__GIVEN EXERCISE__. Look for the string "blue" in the lines and copy each line that has it.

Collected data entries
========================

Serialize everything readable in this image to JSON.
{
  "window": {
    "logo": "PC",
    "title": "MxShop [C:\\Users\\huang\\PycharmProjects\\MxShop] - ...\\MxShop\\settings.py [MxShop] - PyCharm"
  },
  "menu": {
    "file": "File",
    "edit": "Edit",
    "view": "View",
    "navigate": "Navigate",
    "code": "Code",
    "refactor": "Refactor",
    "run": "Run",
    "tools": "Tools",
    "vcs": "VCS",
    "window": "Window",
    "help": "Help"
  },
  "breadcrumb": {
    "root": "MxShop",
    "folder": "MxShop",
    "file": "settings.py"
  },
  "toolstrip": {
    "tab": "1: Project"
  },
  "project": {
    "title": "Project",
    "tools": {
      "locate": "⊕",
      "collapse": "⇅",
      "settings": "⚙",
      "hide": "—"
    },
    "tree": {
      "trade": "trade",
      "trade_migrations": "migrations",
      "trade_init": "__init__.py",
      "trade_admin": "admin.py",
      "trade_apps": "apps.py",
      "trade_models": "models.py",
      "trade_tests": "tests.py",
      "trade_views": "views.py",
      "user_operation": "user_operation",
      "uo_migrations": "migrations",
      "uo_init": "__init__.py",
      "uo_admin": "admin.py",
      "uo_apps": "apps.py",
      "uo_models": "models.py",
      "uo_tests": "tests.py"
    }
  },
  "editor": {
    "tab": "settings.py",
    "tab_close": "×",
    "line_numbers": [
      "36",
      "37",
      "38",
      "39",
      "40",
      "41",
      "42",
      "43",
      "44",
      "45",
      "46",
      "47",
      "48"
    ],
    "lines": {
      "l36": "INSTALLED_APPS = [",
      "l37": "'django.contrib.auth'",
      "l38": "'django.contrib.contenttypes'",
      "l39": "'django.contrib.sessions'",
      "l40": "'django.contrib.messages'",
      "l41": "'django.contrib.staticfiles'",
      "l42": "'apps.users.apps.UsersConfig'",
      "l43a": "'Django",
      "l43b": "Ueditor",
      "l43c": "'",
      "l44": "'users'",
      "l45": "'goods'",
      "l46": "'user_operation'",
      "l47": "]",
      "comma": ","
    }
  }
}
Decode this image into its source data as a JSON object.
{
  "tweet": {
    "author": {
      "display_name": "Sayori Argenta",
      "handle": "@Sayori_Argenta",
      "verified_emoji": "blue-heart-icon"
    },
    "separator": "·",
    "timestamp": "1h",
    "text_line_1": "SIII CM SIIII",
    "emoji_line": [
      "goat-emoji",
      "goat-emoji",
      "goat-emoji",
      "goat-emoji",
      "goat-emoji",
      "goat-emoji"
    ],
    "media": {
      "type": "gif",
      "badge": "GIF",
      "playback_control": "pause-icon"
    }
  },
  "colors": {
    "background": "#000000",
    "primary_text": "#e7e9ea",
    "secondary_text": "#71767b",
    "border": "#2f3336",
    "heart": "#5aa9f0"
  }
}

========================

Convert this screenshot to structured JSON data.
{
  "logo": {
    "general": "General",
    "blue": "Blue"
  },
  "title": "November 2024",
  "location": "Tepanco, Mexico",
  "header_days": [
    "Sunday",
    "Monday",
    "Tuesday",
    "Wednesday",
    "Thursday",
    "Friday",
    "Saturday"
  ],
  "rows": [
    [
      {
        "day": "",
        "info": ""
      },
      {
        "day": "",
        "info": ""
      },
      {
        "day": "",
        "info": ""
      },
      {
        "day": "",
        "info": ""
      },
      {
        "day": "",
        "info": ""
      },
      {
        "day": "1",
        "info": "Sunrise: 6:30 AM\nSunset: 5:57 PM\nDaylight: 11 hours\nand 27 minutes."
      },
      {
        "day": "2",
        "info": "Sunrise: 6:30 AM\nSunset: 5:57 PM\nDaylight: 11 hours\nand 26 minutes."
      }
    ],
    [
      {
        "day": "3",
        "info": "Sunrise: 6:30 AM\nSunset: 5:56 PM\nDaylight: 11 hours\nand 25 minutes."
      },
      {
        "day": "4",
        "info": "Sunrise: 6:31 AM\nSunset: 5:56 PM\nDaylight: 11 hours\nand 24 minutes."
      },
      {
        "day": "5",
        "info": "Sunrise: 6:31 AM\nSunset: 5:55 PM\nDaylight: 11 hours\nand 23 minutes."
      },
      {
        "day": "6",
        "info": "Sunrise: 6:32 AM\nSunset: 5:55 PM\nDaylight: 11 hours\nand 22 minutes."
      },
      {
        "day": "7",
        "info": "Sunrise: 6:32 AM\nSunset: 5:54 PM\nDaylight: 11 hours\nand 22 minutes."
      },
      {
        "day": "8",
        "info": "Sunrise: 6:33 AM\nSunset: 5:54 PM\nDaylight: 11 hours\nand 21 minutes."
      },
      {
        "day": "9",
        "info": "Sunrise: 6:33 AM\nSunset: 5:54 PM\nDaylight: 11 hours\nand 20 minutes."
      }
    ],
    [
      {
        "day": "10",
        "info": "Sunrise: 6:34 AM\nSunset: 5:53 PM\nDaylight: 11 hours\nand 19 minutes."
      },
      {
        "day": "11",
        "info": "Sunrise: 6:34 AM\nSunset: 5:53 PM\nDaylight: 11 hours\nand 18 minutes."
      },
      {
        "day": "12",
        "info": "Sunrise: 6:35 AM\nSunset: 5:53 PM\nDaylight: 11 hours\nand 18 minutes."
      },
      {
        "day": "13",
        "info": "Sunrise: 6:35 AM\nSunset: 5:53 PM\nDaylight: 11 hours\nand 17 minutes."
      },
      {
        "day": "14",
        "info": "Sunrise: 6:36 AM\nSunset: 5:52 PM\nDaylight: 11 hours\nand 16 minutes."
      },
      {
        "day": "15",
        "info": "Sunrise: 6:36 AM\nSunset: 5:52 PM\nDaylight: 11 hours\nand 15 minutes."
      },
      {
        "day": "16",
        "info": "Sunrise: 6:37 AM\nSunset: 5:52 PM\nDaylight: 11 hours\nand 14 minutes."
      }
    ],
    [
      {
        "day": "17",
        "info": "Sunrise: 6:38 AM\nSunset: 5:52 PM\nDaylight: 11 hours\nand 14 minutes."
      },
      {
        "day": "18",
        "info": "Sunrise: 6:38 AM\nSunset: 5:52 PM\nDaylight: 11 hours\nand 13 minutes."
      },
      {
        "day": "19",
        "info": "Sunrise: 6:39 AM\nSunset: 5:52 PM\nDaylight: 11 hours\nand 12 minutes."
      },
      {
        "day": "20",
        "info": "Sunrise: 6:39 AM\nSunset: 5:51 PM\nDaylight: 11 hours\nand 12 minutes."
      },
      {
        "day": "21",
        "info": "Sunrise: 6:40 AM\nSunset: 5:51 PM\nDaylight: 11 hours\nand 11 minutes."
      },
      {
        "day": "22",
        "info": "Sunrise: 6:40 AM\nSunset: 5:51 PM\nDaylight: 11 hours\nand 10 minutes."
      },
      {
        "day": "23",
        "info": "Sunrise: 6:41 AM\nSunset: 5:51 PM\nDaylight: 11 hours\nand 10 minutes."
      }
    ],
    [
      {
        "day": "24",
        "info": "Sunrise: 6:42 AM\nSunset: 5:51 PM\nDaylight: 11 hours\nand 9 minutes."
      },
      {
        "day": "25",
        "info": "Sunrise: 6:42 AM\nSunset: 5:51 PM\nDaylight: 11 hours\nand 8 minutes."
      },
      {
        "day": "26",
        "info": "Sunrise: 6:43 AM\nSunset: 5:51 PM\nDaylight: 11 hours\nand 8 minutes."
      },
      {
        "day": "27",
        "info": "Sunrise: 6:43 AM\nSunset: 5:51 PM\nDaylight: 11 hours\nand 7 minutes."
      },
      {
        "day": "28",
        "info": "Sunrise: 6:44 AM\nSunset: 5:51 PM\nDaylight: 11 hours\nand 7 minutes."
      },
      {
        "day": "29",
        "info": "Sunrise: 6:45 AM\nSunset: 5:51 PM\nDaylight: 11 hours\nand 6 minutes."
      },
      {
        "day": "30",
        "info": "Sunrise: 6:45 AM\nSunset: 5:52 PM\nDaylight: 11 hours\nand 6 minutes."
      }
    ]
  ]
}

========================

__CORRECT OUTPUT__.
      "verified_emoji": "blue-heart-icon"
    "blue": "Blue"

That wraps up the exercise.